What to do: Give only the count of lines containing "quiz".

# Entries start

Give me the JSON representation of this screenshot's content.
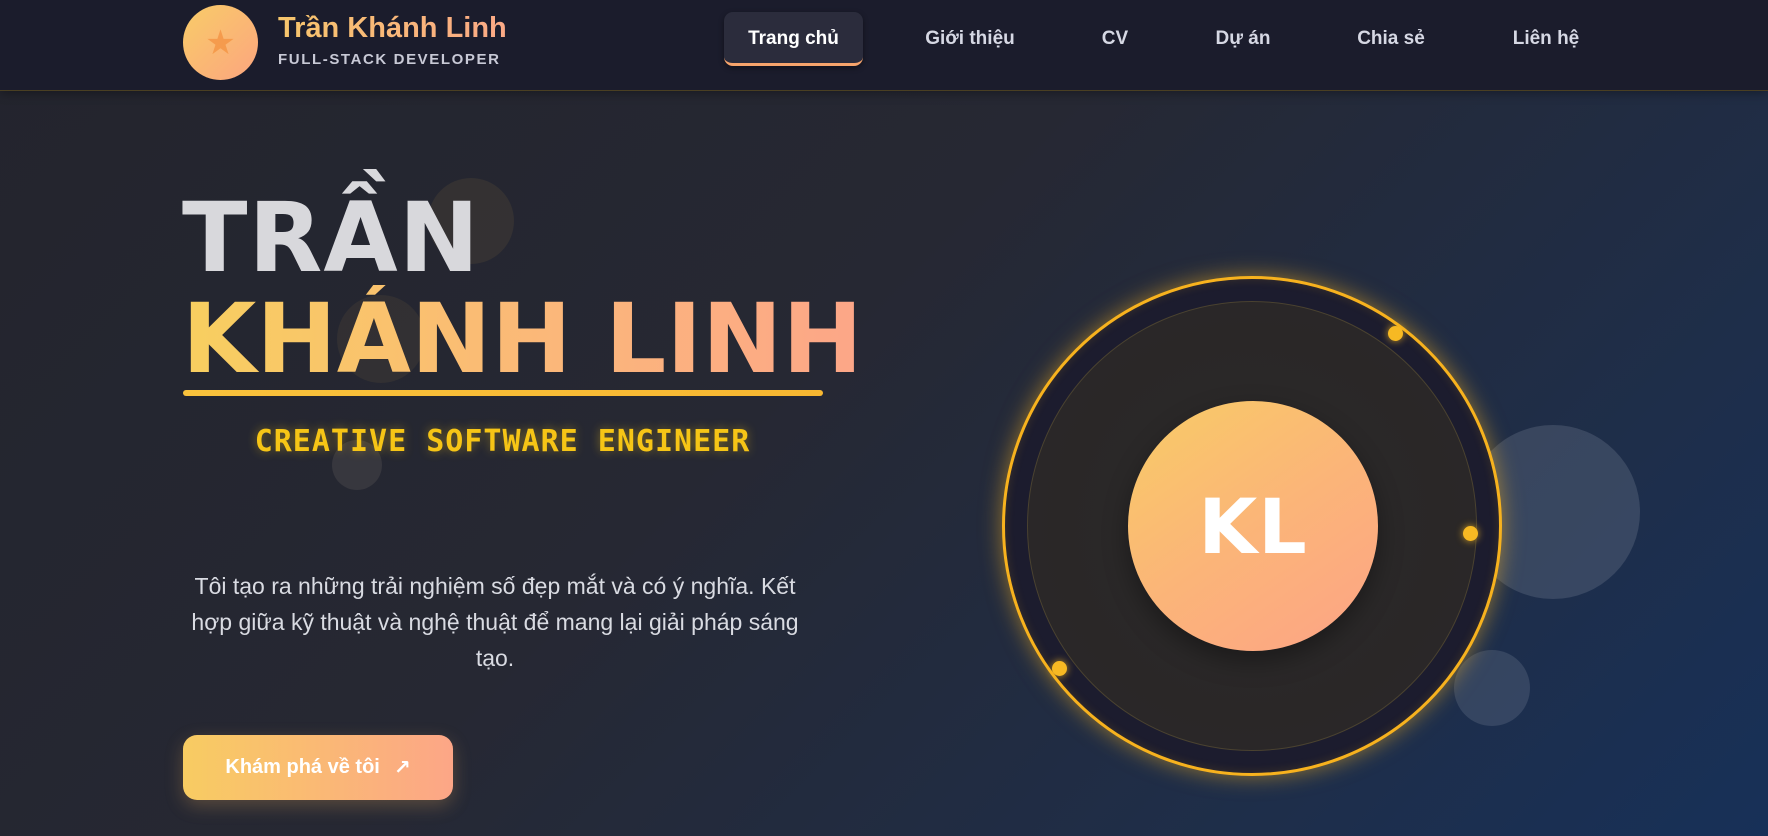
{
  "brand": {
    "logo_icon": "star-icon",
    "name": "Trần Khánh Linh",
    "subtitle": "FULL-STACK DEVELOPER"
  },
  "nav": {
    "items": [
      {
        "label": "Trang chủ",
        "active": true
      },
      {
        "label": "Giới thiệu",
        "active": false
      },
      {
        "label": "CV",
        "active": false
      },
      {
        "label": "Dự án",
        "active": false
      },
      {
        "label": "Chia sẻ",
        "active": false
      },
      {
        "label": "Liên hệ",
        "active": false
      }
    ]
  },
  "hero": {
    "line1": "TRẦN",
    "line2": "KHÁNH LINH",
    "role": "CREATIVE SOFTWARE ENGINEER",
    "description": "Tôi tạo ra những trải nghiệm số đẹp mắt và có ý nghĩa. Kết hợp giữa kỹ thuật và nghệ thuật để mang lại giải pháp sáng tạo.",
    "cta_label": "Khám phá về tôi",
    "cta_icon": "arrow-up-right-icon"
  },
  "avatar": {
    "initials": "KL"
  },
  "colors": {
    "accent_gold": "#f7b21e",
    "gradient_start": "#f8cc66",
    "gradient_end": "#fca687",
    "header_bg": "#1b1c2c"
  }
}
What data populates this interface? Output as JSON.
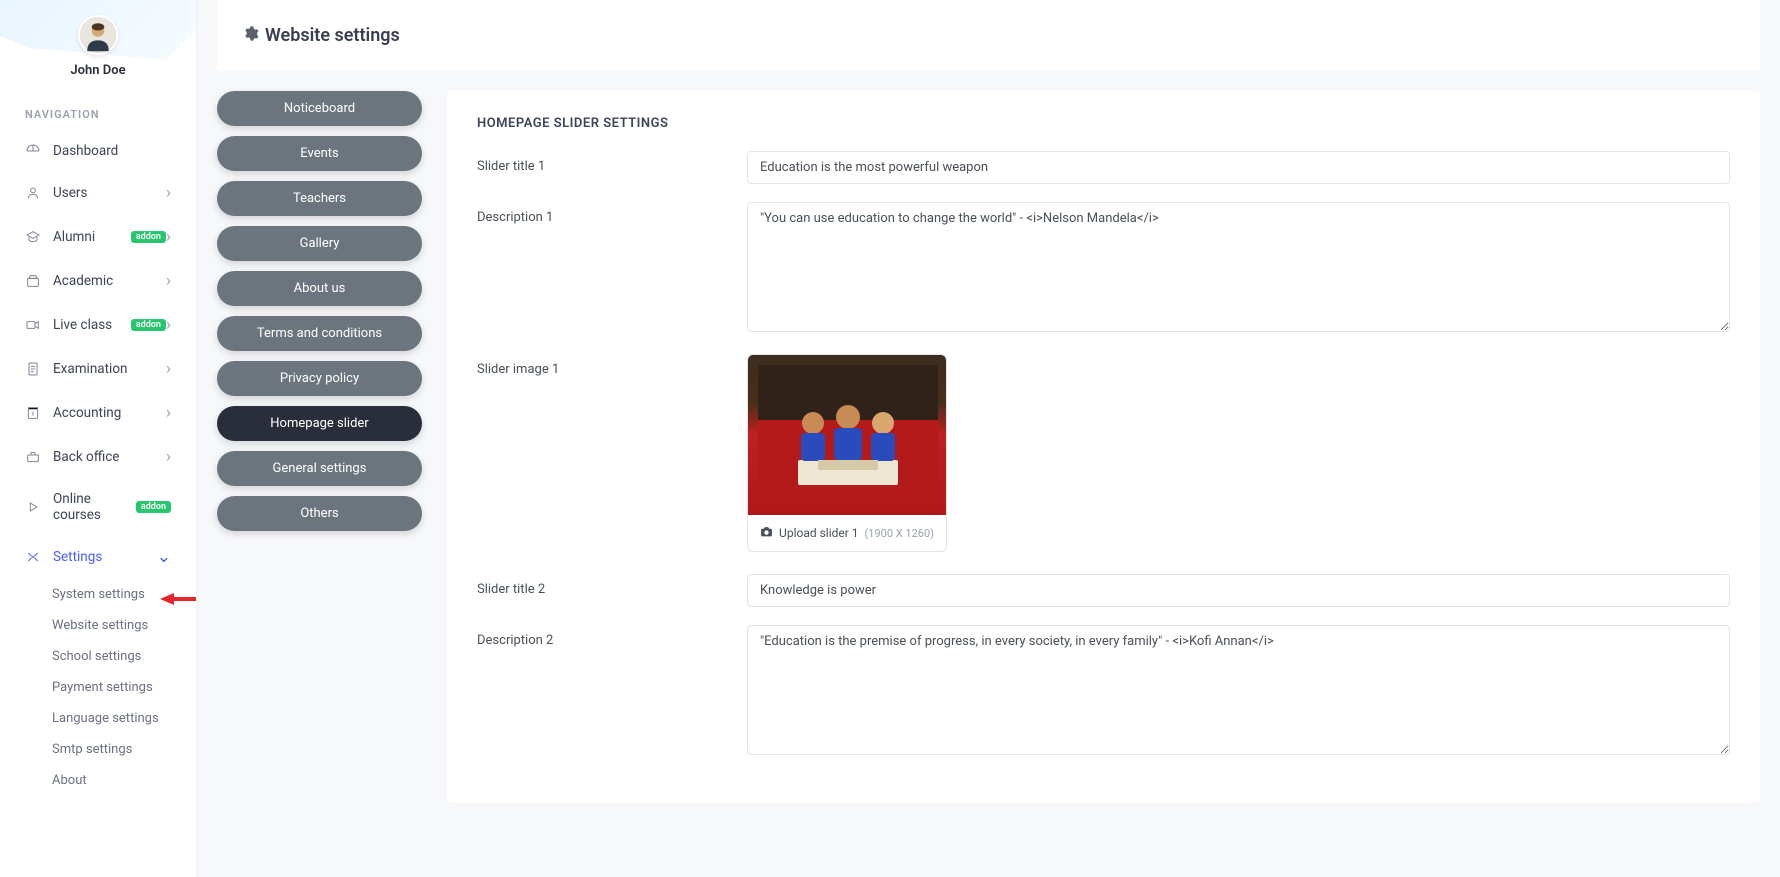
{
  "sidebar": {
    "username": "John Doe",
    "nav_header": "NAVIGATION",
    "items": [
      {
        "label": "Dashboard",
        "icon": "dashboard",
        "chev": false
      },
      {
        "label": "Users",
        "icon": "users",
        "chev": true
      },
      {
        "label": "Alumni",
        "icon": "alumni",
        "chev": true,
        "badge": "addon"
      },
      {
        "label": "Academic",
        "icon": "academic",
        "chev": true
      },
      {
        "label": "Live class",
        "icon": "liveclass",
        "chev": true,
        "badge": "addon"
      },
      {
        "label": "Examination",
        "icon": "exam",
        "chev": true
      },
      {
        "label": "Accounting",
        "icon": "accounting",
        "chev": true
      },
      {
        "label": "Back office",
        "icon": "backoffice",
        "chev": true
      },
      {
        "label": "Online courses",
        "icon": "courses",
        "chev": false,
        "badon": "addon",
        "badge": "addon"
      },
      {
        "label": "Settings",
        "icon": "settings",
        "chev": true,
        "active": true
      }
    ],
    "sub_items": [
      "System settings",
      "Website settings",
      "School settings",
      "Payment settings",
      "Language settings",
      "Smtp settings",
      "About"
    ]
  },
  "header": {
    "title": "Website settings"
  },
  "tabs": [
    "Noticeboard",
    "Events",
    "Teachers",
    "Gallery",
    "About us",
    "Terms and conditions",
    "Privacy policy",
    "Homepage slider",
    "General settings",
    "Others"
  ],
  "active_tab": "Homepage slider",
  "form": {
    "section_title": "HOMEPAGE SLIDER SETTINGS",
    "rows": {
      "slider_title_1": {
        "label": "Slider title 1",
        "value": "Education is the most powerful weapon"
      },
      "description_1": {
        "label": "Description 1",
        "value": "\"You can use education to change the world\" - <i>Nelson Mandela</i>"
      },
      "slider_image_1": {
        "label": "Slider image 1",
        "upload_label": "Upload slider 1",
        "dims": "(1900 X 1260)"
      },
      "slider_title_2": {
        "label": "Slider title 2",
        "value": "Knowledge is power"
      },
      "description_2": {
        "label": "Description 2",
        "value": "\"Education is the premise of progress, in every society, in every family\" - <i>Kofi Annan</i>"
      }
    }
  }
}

# Entries end
# Entries start

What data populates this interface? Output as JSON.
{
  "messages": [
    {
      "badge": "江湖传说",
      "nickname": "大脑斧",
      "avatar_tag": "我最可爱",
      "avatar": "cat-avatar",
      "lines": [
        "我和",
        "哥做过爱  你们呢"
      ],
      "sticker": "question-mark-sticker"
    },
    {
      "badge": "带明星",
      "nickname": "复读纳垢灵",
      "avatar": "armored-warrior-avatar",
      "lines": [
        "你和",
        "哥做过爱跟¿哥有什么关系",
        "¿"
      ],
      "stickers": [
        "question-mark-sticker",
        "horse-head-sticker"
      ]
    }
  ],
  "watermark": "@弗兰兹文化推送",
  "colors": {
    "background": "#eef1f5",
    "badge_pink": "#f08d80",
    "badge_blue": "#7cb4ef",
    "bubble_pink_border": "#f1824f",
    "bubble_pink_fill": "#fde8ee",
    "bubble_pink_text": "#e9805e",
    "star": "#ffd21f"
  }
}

# Entries end
# Entries start

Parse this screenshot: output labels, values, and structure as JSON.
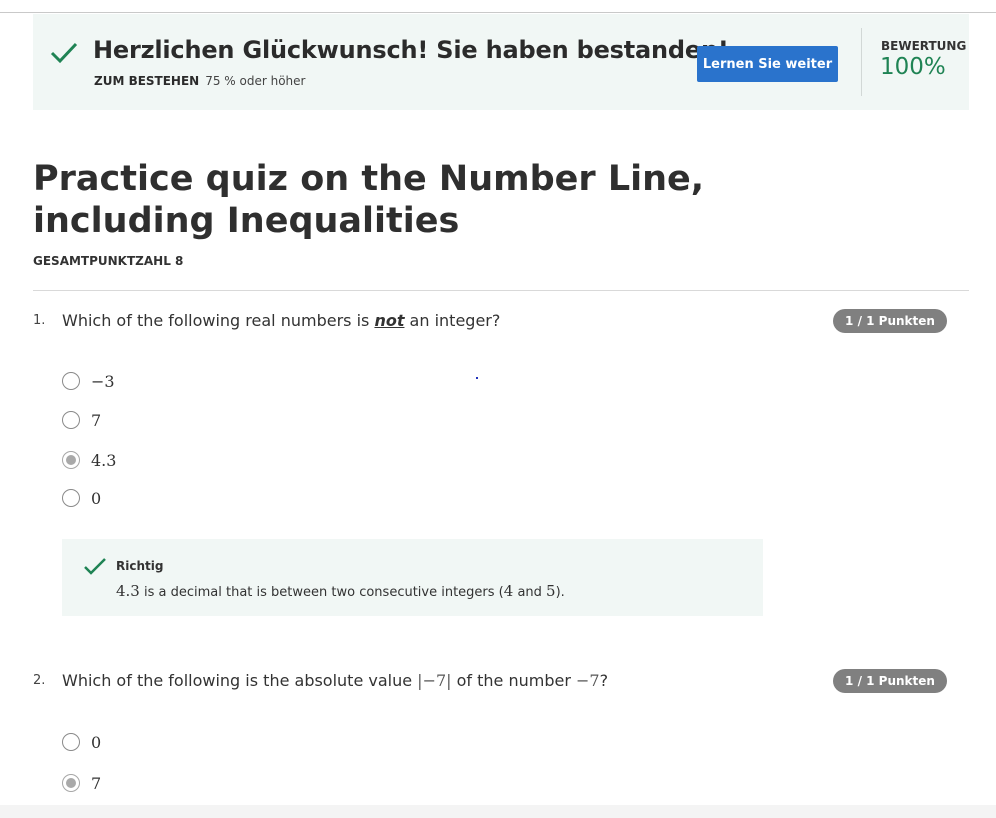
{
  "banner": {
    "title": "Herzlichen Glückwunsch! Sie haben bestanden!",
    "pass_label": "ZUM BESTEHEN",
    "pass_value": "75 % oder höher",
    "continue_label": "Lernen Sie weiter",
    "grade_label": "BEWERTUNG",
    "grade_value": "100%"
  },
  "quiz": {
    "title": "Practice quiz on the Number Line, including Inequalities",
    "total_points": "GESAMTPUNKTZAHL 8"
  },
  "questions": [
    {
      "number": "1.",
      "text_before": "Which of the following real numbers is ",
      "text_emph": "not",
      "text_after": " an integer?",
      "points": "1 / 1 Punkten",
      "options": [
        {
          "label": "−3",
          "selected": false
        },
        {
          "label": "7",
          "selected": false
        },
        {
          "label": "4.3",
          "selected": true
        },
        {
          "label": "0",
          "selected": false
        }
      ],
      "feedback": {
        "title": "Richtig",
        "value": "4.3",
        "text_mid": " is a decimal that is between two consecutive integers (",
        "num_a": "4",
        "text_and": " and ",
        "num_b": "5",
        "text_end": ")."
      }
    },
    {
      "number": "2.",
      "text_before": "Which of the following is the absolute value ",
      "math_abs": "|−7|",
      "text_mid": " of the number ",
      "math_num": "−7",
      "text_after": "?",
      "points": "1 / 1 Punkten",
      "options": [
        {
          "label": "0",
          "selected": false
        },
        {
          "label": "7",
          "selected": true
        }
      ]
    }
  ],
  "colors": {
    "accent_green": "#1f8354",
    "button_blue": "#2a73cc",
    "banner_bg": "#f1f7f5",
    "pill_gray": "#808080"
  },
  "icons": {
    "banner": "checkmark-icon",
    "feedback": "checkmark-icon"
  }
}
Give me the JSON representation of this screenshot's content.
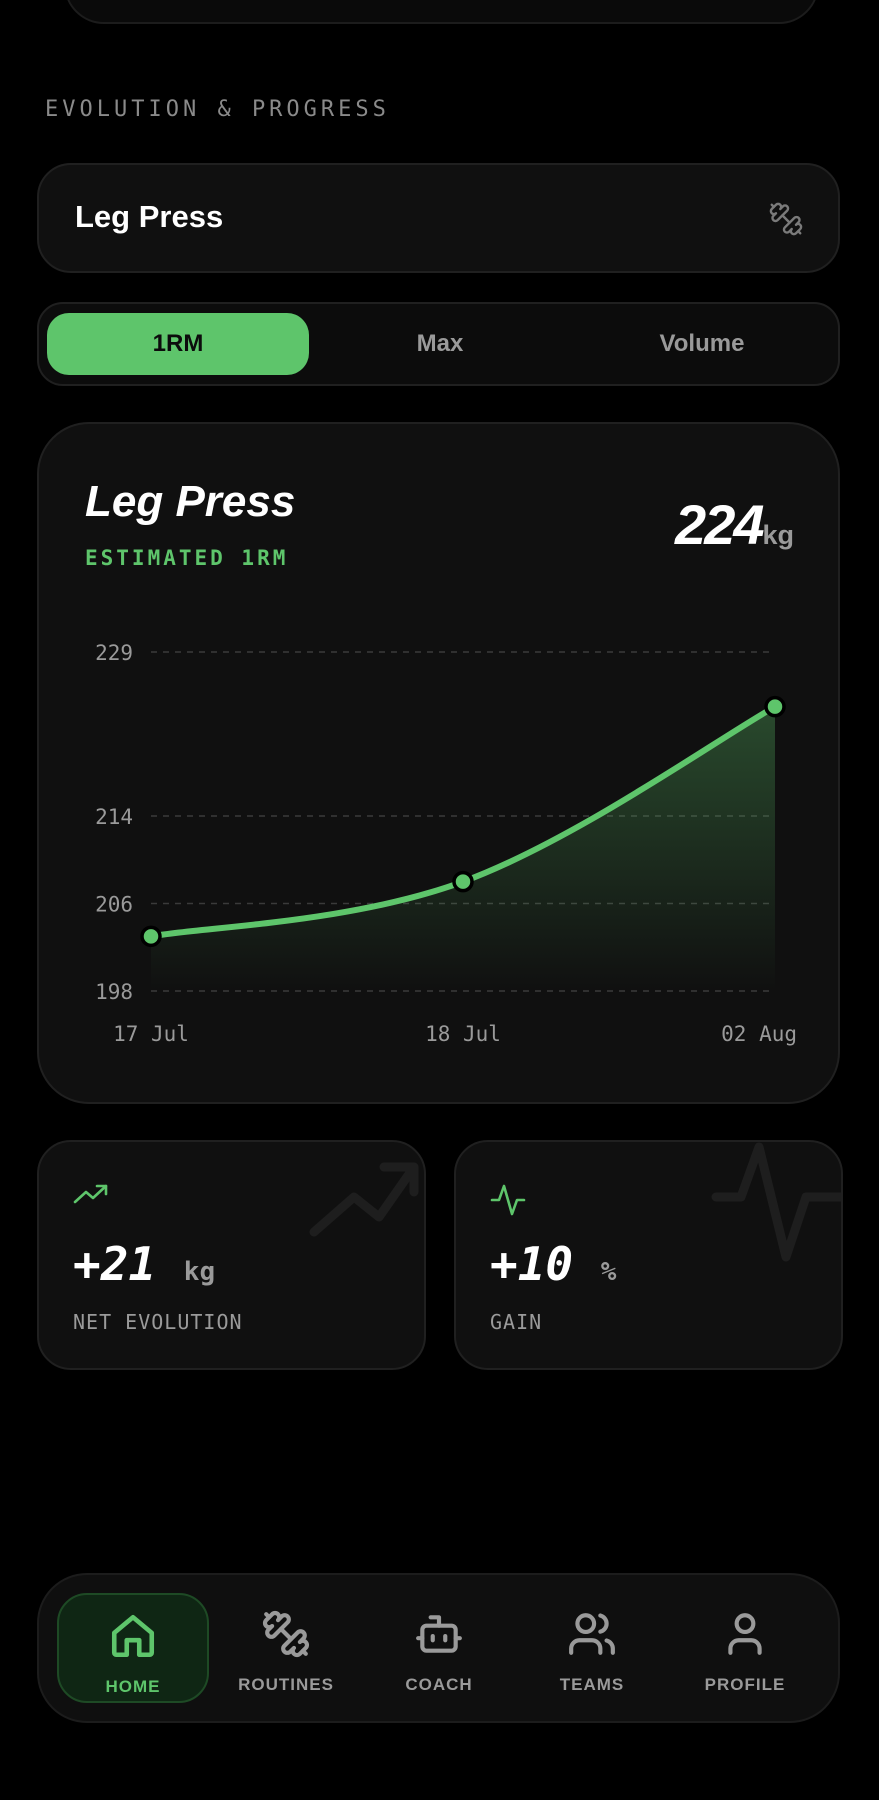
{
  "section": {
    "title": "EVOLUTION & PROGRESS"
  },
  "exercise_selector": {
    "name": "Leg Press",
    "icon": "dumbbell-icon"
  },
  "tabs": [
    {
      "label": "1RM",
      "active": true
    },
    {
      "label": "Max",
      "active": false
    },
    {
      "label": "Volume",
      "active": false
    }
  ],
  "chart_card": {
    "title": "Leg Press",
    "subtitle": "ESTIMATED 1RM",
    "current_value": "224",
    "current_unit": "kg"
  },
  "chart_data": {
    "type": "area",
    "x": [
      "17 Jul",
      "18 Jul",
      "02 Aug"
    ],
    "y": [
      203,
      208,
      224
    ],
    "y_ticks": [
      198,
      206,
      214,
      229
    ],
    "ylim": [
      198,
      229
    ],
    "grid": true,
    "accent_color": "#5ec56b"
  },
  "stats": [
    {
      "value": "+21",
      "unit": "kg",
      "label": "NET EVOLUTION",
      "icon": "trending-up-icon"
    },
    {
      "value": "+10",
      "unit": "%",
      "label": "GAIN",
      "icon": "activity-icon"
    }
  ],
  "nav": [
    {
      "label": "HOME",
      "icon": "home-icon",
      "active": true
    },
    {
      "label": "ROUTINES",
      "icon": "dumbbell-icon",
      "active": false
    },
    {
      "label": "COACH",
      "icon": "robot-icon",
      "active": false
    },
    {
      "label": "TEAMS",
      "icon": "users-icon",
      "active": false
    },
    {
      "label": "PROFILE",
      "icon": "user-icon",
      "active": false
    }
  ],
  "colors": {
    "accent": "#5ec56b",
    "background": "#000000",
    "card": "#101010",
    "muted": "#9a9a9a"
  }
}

# Entries end

Solution to the problem: 2